● **DATA LISTING**
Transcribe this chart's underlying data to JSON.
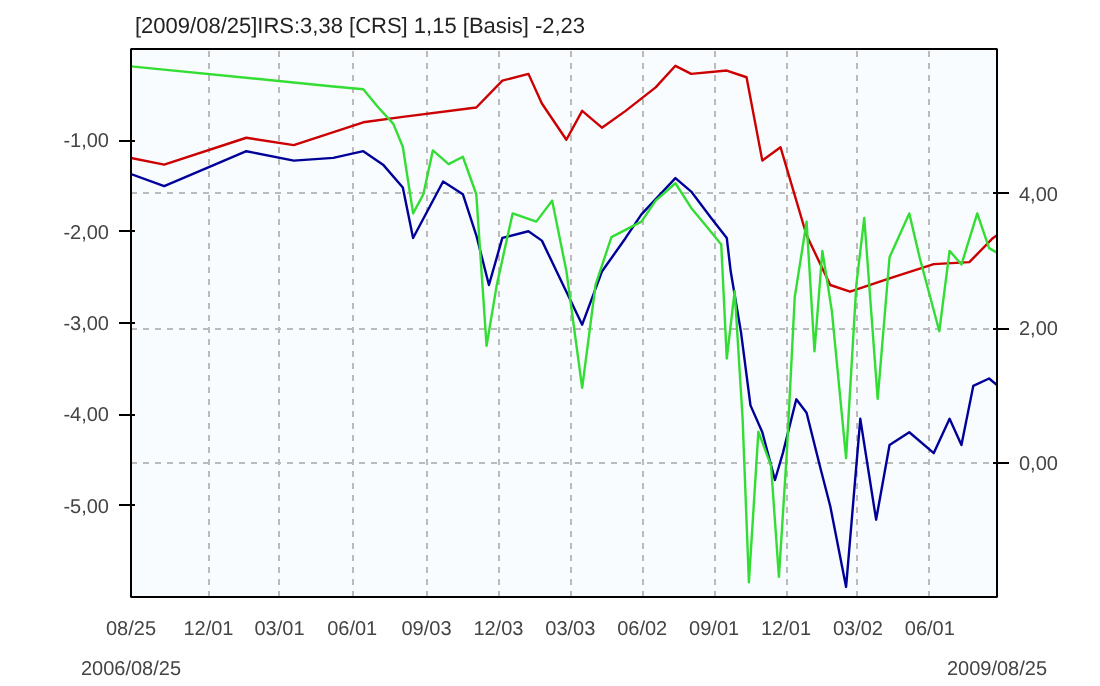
{
  "chart_data": {
    "type": "line",
    "title": "[2009/08/25]IRS:3,38 [CRS] 1,15 [Basis] -2,23",
    "annotations": [
      "2006/08/25",
      "2009/08/25"
    ],
    "xlim": [
      "2006-08-25",
      "2009-08-25"
    ],
    "xticks": [
      {
        "value": "2006-08-25",
        "label": "08/25"
      },
      {
        "value": "2006-12-01",
        "label": "12/01"
      },
      {
        "value": "2007-03-01",
        "label": "03/01"
      },
      {
        "value": "2007-06-01",
        "label": "06/01"
      },
      {
        "value": "2007-09-03",
        "label": "09/03"
      },
      {
        "value": "2007-12-03",
        "label": "12/03"
      },
      {
        "value": "2008-03-03",
        "label": "03/03"
      },
      {
        "value": "2008-06-02",
        "label": "06/02"
      },
      {
        "value": "2008-09-01",
        "label": "09/01"
      },
      {
        "value": "2008-12-01",
        "label": "12/01"
      },
      {
        "value": "2009-03-02",
        "label": "03/02"
      },
      {
        "value": "2009-06-01",
        "label": "06/01"
      },
      {
        "value": "2009-08-25",
        "label": null
      }
    ],
    "ylim": [
      -6.0,
      0.0
    ],
    "yticks": [
      {
        "value": -1,
        "label": "-1,00"
      },
      {
        "value": -2,
        "label": "-2,00"
      },
      {
        "value": -3,
        "label": "-3,00"
      },
      {
        "value": -4,
        "label": "-4,00"
      },
      {
        "value": -5,
        "label": "-5,00"
      }
    ],
    "y2lim": [
      -2.0,
      6.15
    ],
    "y2ticks": [
      {
        "value": 0,
        "label": "0,00"
      },
      {
        "value": 2,
        "label": "2,00"
      },
      {
        "value": 4,
        "label": "4,00"
      }
    ],
    "grid": true,
    "series": [
      {
        "color": "#cc0000",
        "axis": "y2",
        "x": [
          "2006-08-25",
          "2006-10-06",
          "2007-01-18",
          "2007-03-19",
          "2007-06-15",
          "2007-08-04",
          "2007-11-05",
          "2007-12-08",
          "2008-01-10",
          "2008-01-27",
          "2008-02-27",
          "2008-03-18",
          "2008-04-12",
          "2008-05-12",
          "2008-06-19",
          "2008-07-14",
          "2008-08-03",
          "2008-09-17",
          "2008-10-12",
          "2008-11-01",
          "2008-11-24",
          "2008-12-27",
          "2009-01-26",
          "2009-02-20",
          "2009-04-11",
          "2009-06-06",
          "2009-07-21",
          "2009-08-20",
          "2009-08-25"
        ],
        "values": [
          4.53,
          4.43,
          4.83,
          4.72,
          5.06,
          5.14,
          5.28,
          5.68,
          5.78,
          5.34,
          4.8,
          5.23,
          4.98,
          5.23,
          5.58,
          5.9,
          5.78,
          5.83,
          5.73,
          4.49,
          4.69,
          3.38,
          2.64,
          2.54,
          2.74,
          2.95,
          2.98,
          3.34,
          3.38
        ]
      },
      {
        "color": "#000099",
        "axis": "y2",
        "x": [
          "2006-08-25",
          "2006-10-06",
          "2006-12-09",
          "2007-01-18",
          "2007-03-19",
          "2007-05-08",
          "2007-06-15",
          "2007-07-10",
          "2007-08-04",
          "2007-08-17",
          "2007-09-24",
          "2007-10-19",
          "2007-11-05",
          "2007-11-21",
          "2007-12-08",
          "2008-01-10",
          "2008-01-27",
          "2008-02-27",
          "2008-03-18",
          "2008-04-12",
          "2008-05-12",
          "2008-06-01",
          "2008-07-14",
          "2008-08-03",
          "2008-08-28",
          "2008-09-17",
          "2008-09-22",
          "2008-10-05",
          "2008-10-17",
          "2008-11-01",
          "2008-11-17",
          "2008-11-27",
          "2008-12-14",
          "2008-12-27",
          "2009-01-13",
          "2009-01-26",
          "2009-02-15",
          "2009-03-05",
          "2009-03-25",
          "2009-04-11",
          "2009-05-06",
          "2009-06-06",
          "2009-06-26",
          "2009-07-11",
          "2009-07-26",
          "2009-08-15",
          "2009-08-25"
        ],
        "values": [
          4.29,
          4.11,
          4.43,
          4.63,
          4.49,
          4.53,
          4.63,
          4.43,
          4.09,
          3.34,
          4.18,
          3.99,
          3.38,
          2.64,
          3.34,
          3.44,
          3.3,
          2.54,
          2.05,
          2.84,
          3.34,
          3.69,
          4.23,
          4.03,
          3.64,
          3.34,
          2.84,
          1.94,
          0.85,
          0.45,
          -0.26,
          0.14,
          0.94,
          0.74,
          -0.06,
          -0.65,
          -1.85,
          0.65,
          -0.85,
          0.26,
          0.45,
          0.14,
          0.65,
          0.26,
          1.14,
          1.25,
          1.15
        ]
      },
      {
        "color": "#33dd33",
        "x": [
          "2006-08-25",
          "2007-05-08",
          "2007-06-15",
          "2007-07-03",
          "2007-07-23",
          "2007-08-04",
          "2007-08-17",
          "2007-08-30",
          "2007-09-11",
          "2007-10-01",
          "2007-10-19",
          "2007-11-05",
          "2007-11-18",
          "2007-12-01",
          "2007-12-21",
          "2008-01-20",
          "2008-02-09",
          "2008-02-27",
          "2008-03-18",
          "2008-04-04",
          "2008-04-24",
          "2008-06-01",
          "2008-06-19",
          "2008-07-14",
          "2008-08-03",
          "2008-08-23",
          "2008-09-10",
          "2008-09-17",
          "2008-09-27",
          "2008-10-07",
          "2008-10-15",
          "2008-10-27",
          "2008-11-12",
          "2008-11-22",
          "2008-12-02",
          "2008-12-12",
          "2008-12-27",
          "2009-01-06",
          "2009-01-16",
          "2009-01-28",
          "2009-02-15",
          "2009-02-28",
          "2009-03-10",
          "2009-03-27",
          "2009-04-11",
          "2009-05-06",
          "2009-05-19",
          "2009-06-13",
          "2009-06-26",
          "2009-07-11",
          "2009-07-31",
          "2009-08-15",
          "2009-08-25"
        ],
        "values": [
          -0.19,
          -0.41,
          -0.44,
          -0.63,
          -0.82,
          -1.07,
          -1.8,
          -1.59,
          -1.11,
          -1.26,
          -1.18,
          -1.59,
          -3.25,
          -2.58,
          -1.8,
          -1.89,
          -1.66,
          -2.43,
          -3.71,
          -2.58,
          -2.06,
          -1.89,
          -1.66,
          -1.47,
          -1.74,
          -1.95,
          -2.14,
          -3.39,
          -2.65,
          -4.04,
          -5.84,
          -4.19,
          -4.56,
          -5.78,
          -4.42,
          -2.72,
          -1.89,
          -3.31,
          -2.21,
          -2.87,
          -4.48,
          -2.58,
          -1.85,
          -3.83,
          -2.28,
          -1.8,
          -2.28,
          -3.09,
          -2.21,
          -2.36,
          -1.8,
          -2.18,
          -2.23
        ]
      }
    ]
  }
}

● **DIRECTION**
Give an exact reproduction of every line, leaving out any picture.

● **RESULT**
Transcribe this chart's underlying data to JSON.
{
  "chart_data": {
    "type": "line",
    "title": "[2009/08/25]IRS:3,38 [CRS] 1,15 [Basis] -2,23",
    "annotations": [
      "2006/08/25",
      "2009/08/25"
    ],
    "xlim": [
      "2006-08-25",
      "2009-08-25"
    ],
    "xticks": [
      {
        "value": "2006-08-25",
        "label": "08/25"
      },
      {
        "value": "2006-12-01",
        "label": "12/01"
      },
      {
        "value": "2007-03-01",
        "label": "03/01"
      },
      {
        "value": "2007-06-01",
        "label": "06/01"
      },
      {
        "value": "2007-09-03",
        "label": "09/03"
      },
      {
        "value": "2007-12-03",
        "label": "12/03"
      },
      {
        "value": "2008-03-03",
        "label": "03/03"
      },
      {
        "value": "2008-06-02",
        "label": "06/02"
      },
      {
        "value": "2008-09-01",
        "label": "09/01"
      },
      {
        "value": "2008-12-01",
        "label": "12/01"
      },
      {
        "value": "2009-03-02",
        "label": "03/02"
      },
      {
        "value": "2009-06-01",
        "label": "06/01"
      },
      {
        "value": "2009-08-25",
        "label": null
      }
    ],
    "ylim": [
      -6.0,
      0.0
    ],
    "yticks": [
      {
        "value": -1,
        "label": "-1,00"
      },
      {
        "value": -2,
        "label": "-2,00"
      },
      {
        "value": -3,
        "label": "-3,00"
      },
      {
        "value": -4,
        "label": "-4,00"
      },
      {
        "value": -5,
        "label": "-5,00"
      }
    ],
    "y2lim": [
      -2.0,
      6.15
    ],
    "y2ticks": [
      {
        "value": 0,
        "label": "0,00"
      },
      {
        "value": 2,
        "label": "2,00"
      },
      {
        "value": 4,
        "label": "4,00"
      }
    ],
    "grid": true,
    "series": [
      {
        "color": "#cc0000",
        "axis": "y2",
        "x": [
          "2006-08-25",
          "2006-10-06",
          "2007-01-18",
          "2007-03-19",
          "2007-06-15",
          "2007-08-04",
          "2007-11-05",
          "2007-12-08",
          "2008-01-10",
          "2008-01-27",
          "2008-02-27",
          "2008-03-18",
          "2008-04-12",
          "2008-05-12",
          "2008-06-19",
          "2008-07-14",
          "2008-08-03",
          "2008-09-17",
          "2008-10-12",
          "2008-11-01",
          "2008-11-24",
          "2008-12-27",
          "2009-01-26",
          "2009-02-20",
          "2009-04-11",
          "2009-06-06",
          "2009-07-21",
          "2009-08-20",
          "2009-08-25"
        ],
        "values": [
          4.53,
          4.43,
          4.83,
          4.72,
          5.06,
          5.14,
          5.28,
          5.68,
          5.78,
          5.34,
          4.8,
          5.23,
          4.98,
          5.23,
          5.58,
          5.9,
          5.78,
          5.83,
          5.73,
          4.49,
          4.69,
          3.38,
          2.64,
          2.54,
          2.74,
          2.95,
          2.98,
          3.34,
          3.38
        ]
      },
      {
        "color": "#000099",
        "axis": "y2",
        "x": [
          "2006-08-25",
          "2006-10-06",
          "2006-12-09",
          "2007-01-18",
          "2007-03-19",
          "2007-05-08",
          "2007-06-15",
          "2007-07-10",
          "2007-08-04",
          "2007-08-17",
          "2007-09-24",
          "2007-10-19",
          "2007-11-05",
          "2007-11-21",
          "2007-12-08",
          "2008-01-10",
          "2008-01-27",
          "2008-02-27",
          "2008-03-18",
          "2008-04-12",
          "2008-05-12",
          "2008-06-01",
          "2008-07-14",
          "2008-08-03",
          "2008-08-28",
          "2008-09-17",
          "2008-09-22",
          "2008-10-05",
          "2008-10-17",
          "2008-11-01",
          "2008-11-17",
          "2008-11-27",
          "2008-12-14",
          "2008-12-27",
          "2009-01-13",
          "2009-01-26",
          "2009-02-15",
          "2009-03-05",
          "2009-03-25",
          "2009-04-11",
          "2009-05-06",
          "2009-06-06",
          "2009-06-26",
          "2009-07-11",
          "2009-07-26",
          "2009-08-15",
          "2009-08-25"
        ],
        "values": [
          4.29,
          4.11,
          4.43,
          4.63,
          4.49,
          4.53,
          4.63,
          4.43,
          4.09,
          3.34,
          4.18,
          3.99,
          3.38,
          2.64,
          3.34,
          3.44,
          3.3,
          2.54,
          2.05,
          2.84,
          3.34,
          3.69,
          4.23,
          4.03,
          3.64,
          3.34,
          2.84,
          1.94,
          0.85,
          0.45,
          -0.26,
          0.14,
          0.94,
          0.74,
          -0.06,
          -0.65,
          -1.85,
          0.65,
          -0.85,
          0.26,
          0.45,
          0.14,
          0.65,
          0.26,
          1.14,
          1.25,
          1.15
        ]
      },
      {
        "color": "#33dd33",
        "x": [
          "2006-08-25",
          "2007-05-08",
          "2007-06-15",
          "2007-07-03",
          "2007-07-23",
          "2007-08-04",
          "2007-08-17",
          "2007-08-30",
          "2007-09-11",
          "2007-10-01",
          "2007-10-19",
          "2007-11-05",
          "2007-11-18",
          "2007-12-01",
          "2007-12-21",
          "2008-01-20",
          "2008-02-09",
          "2008-02-27",
          "2008-03-18",
          "2008-04-04",
          "2008-04-24",
          "2008-06-01",
          "2008-06-19",
          "2008-07-14",
          "2008-08-03",
          "2008-08-23",
          "2008-09-10",
          "2008-09-17",
          "2008-09-27",
          "2008-10-07",
          "2008-10-15",
          "2008-10-27",
          "2008-11-12",
          "2008-11-22",
          "2008-12-02",
          "2008-12-12",
          "2008-12-27",
          "2009-01-06",
          "2009-01-16",
          "2009-01-28",
          "2009-02-15",
          "2009-02-28",
          "2009-03-10",
          "2009-03-27",
          "2009-04-11",
          "2009-05-06",
          "2009-05-19",
          "2009-06-13",
          "2009-06-26",
          "2009-07-11",
          "2009-07-31",
          "2009-08-15",
          "2009-08-25"
        ],
        "values": [
          -0.19,
          -0.41,
          -0.44,
          -0.63,
          -0.82,
          -1.07,
          -1.8,
          -1.59,
          -1.11,
          -1.26,
          -1.18,
          -1.59,
          -3.25,
          -2.58,
          -1.8,
          -1.89,
          -1.66,
          -2.43,
          -3.71,
          -2.58,
          -2.06,
          -1.89,
          -1.66,
          -1.47,
          -1.74,
          -1.95,
          -2.14,
          -3.39,
          -2.65,
          -4.04,
          -5.84,
          -4.19,
          -4.56,
          -5.78,
          -4.42,
          -2.72,
          -1.89,
          -3.31,
          -2.21,
          -2.87,
          -4.48,
          -2.58,
          -1.85,
          -3.83,
          -2.28,
          -1.8,
          -2.28,
          -3.09,
          -2.21,
          -2.36,
          -1.8,
          -2.18,
          -2.23
        ]
      }
    ]
  }
}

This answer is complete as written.